Set exercise » Repeat all the material exactly; pictures stay out of your copy.

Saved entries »
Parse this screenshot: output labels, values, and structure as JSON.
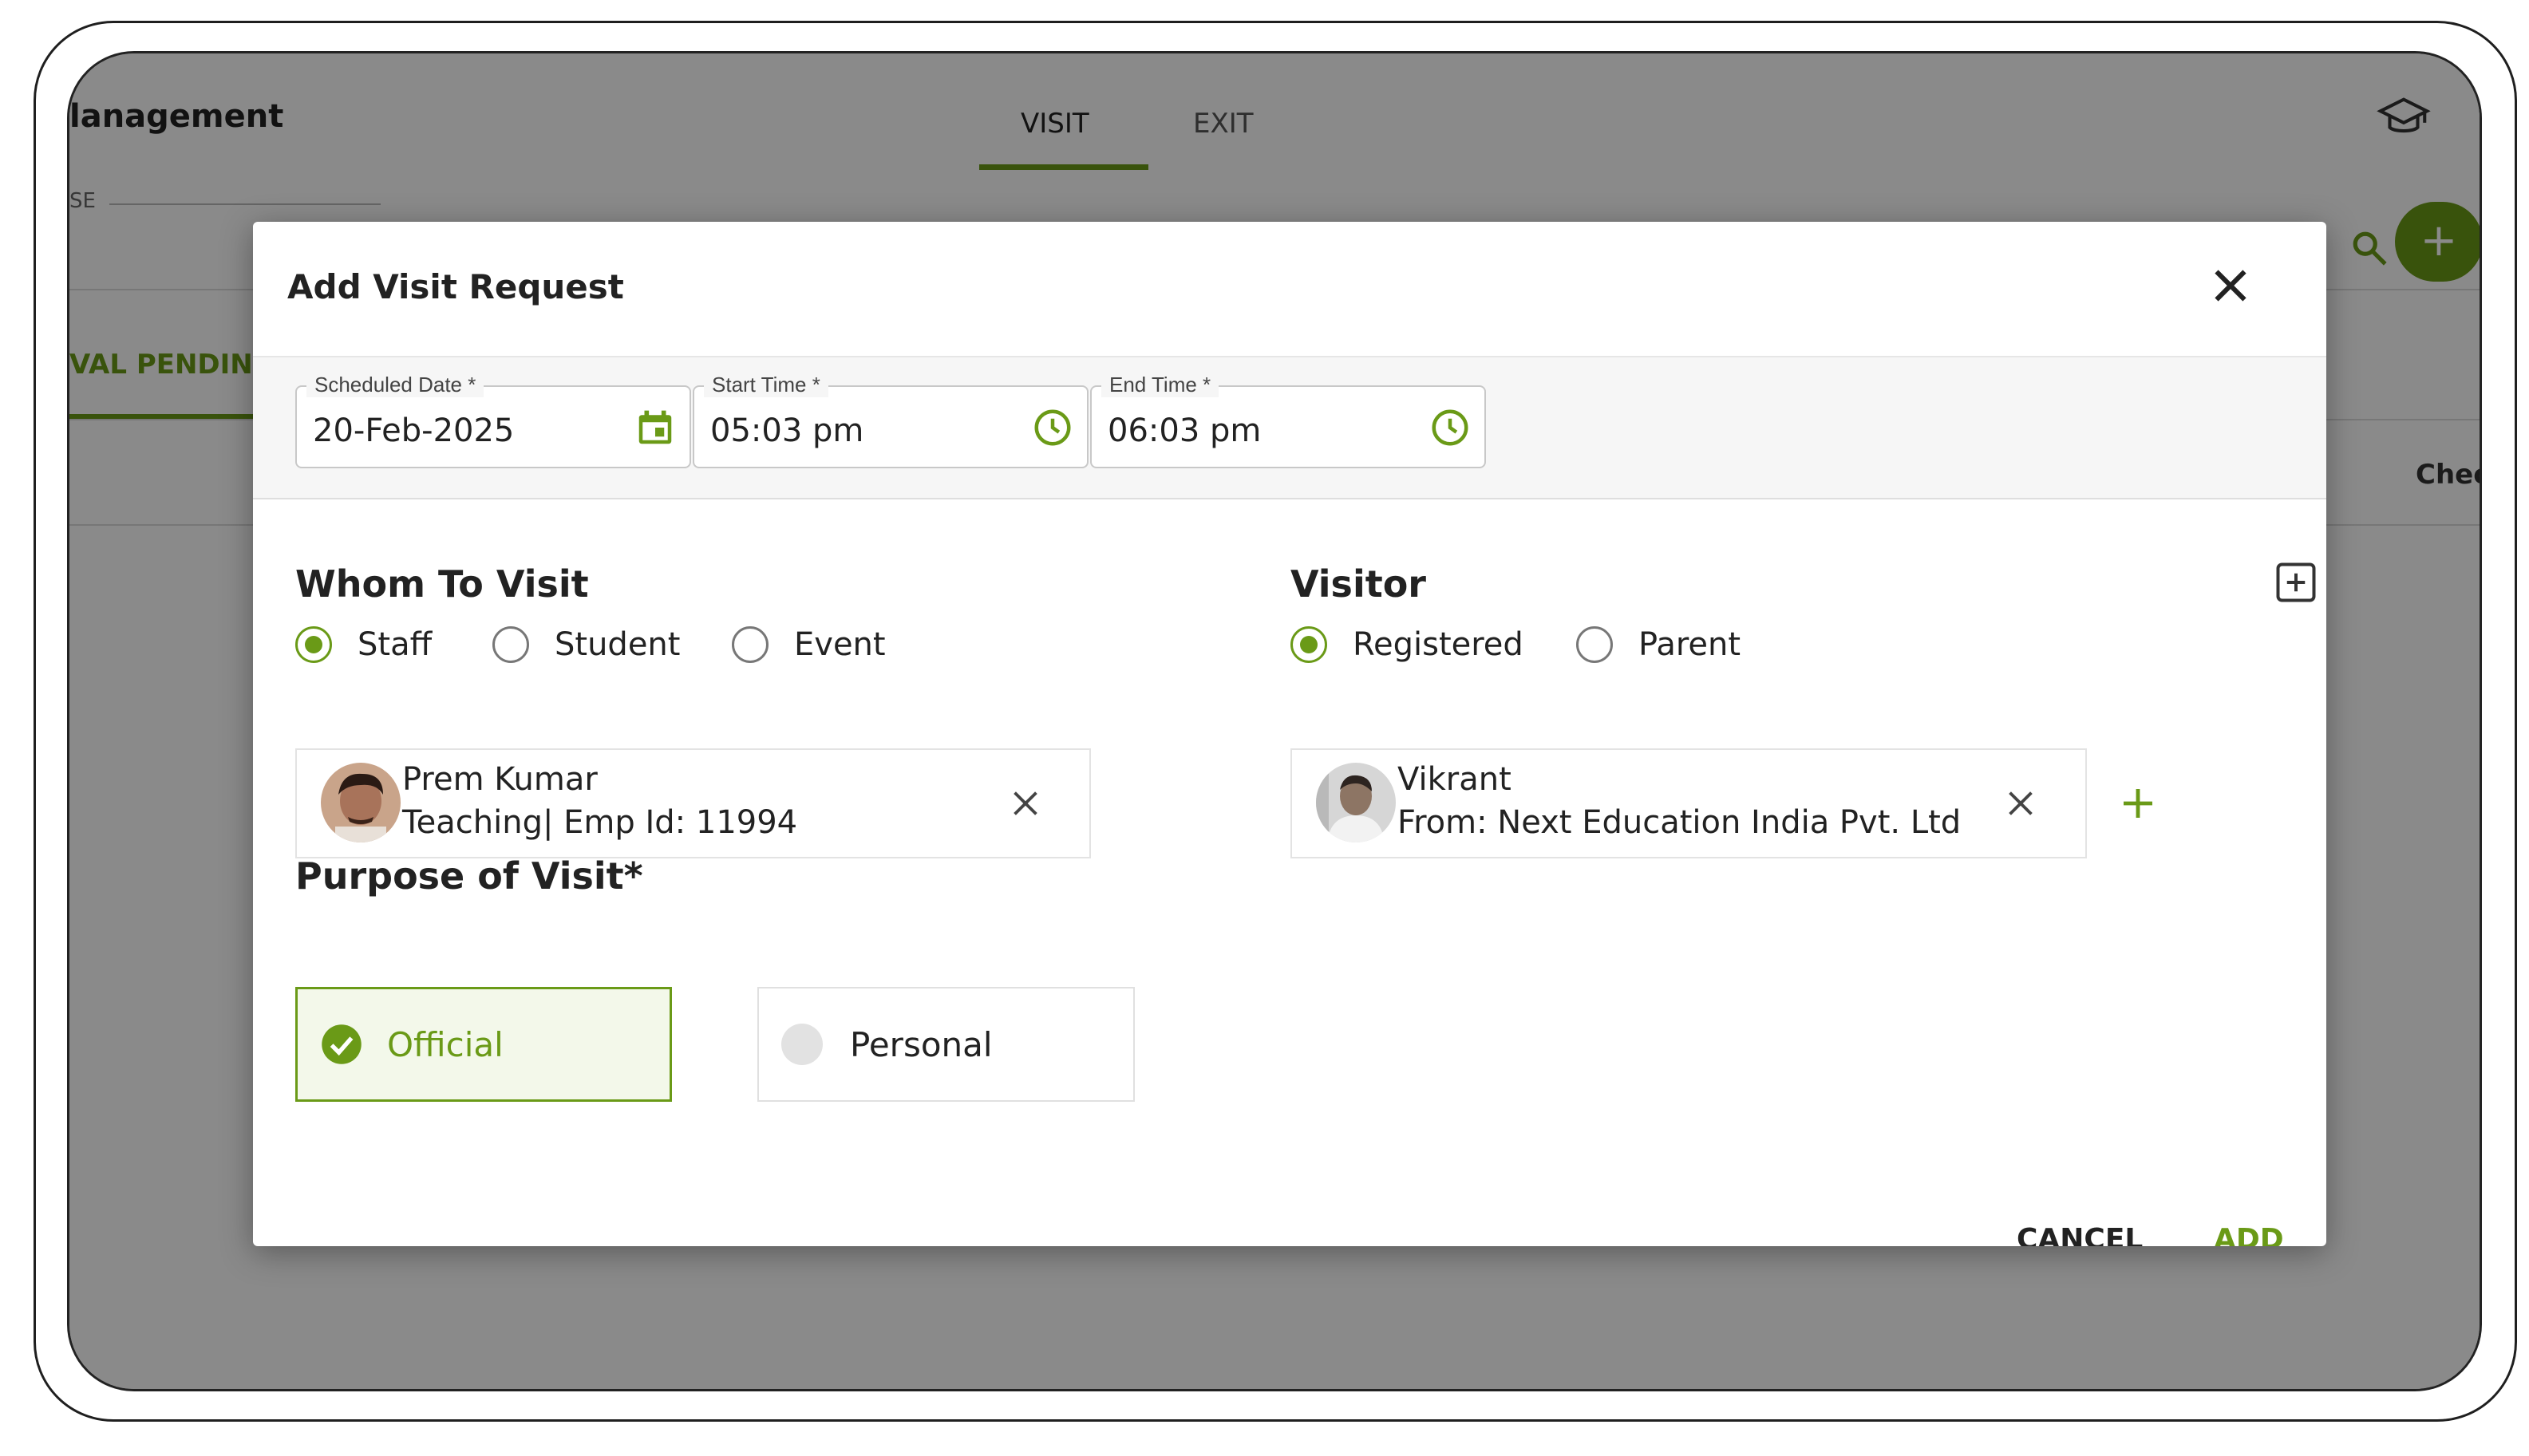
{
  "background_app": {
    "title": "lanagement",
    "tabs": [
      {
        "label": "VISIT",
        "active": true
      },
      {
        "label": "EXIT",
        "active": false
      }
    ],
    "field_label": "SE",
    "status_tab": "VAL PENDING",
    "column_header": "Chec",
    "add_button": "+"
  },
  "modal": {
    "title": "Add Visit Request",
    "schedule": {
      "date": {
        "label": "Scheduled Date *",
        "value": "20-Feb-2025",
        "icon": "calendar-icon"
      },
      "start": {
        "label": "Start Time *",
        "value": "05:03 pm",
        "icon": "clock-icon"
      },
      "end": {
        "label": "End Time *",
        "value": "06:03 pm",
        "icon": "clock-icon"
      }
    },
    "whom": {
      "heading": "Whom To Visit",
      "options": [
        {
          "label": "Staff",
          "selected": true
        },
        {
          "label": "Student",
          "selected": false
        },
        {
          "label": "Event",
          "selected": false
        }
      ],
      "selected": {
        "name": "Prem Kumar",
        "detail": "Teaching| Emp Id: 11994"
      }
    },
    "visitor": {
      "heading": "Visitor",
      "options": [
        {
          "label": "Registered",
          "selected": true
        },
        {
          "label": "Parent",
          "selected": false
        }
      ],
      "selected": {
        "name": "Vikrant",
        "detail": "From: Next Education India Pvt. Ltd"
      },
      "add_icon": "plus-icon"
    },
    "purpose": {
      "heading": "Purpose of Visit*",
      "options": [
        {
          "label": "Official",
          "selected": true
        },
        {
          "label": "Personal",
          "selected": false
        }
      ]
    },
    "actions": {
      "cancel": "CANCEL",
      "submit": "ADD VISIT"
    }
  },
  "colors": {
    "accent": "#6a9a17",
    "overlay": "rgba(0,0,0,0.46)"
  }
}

Solution to this exercise »
Parse this screenshot: output labels, values, and structure as JSON.
{
  "background_app": {
    "title": "lanagement",
    "tabs": [
      {
        "label": "VISIT",
        "active": true
      },
      {
        "label": "EXIT",
        "active": false
      }
    ],
    "field_label": "SE",
    "status_tab": "VAL PENDING",
    "column_header": "Chec",
    "add_button": "+"
  },
  "modal": {
    "title": "Add Visit Request",
    "schedule": {
      "date": {
        "label": "Scheduled Date *",
        "value": "20-Feb-2025",
        "icon": "calendar-icon"
      },
      "start": {
        "label": "Start Time *",
        "value": "05:03 pm",
        "icon": "clock-icon"
      },
      "end": {
        "label": "End Time *",
        "value": "06:03 pm",
        "icon": "clock-icon"
      }
    },
    "whom": {
      "heading": "Whom To Visit",
      "options": [
        {
          "label": "Staff",
          "selected": true
        },
        {
          "label": "Student",
          "selected": false
        },
        {
          "label": "Event",
          "selected": false
        }
      ],
      "selected": {
        "name": "Prem Kumar",
        "detail": "Teaching| Emp Id: 11994"
      }
    },
    "visitor": {
      "heading": "Visitor",
      "options": [
        {
          "label": "Registered",
          "selected": true
        },
        {
          "label": "Parent",
          "selected": false
        }
      ],
      "selected": {
        "name": "Vikrant",
        "detail": "From: Next Education India Pvt. Ltd"
      },
      "add_icon": "plus-icon"
    },
    "purpose": {
      "heading": "Purpose of Visit*",
      "options": [
        {
          "label": "Official",
          "selected": true
        },
        {
          "label": "Personal",
          "selected": false
        }
      ]
    },
    "actions": {
      "cancel": "CANCEL",
      "submit": "ADD VISIT"
    }
  },
  "colors": {
    "accent": "#6a9a17",
    "overlay": "rgba(0,0,0,0.46)"
  }
}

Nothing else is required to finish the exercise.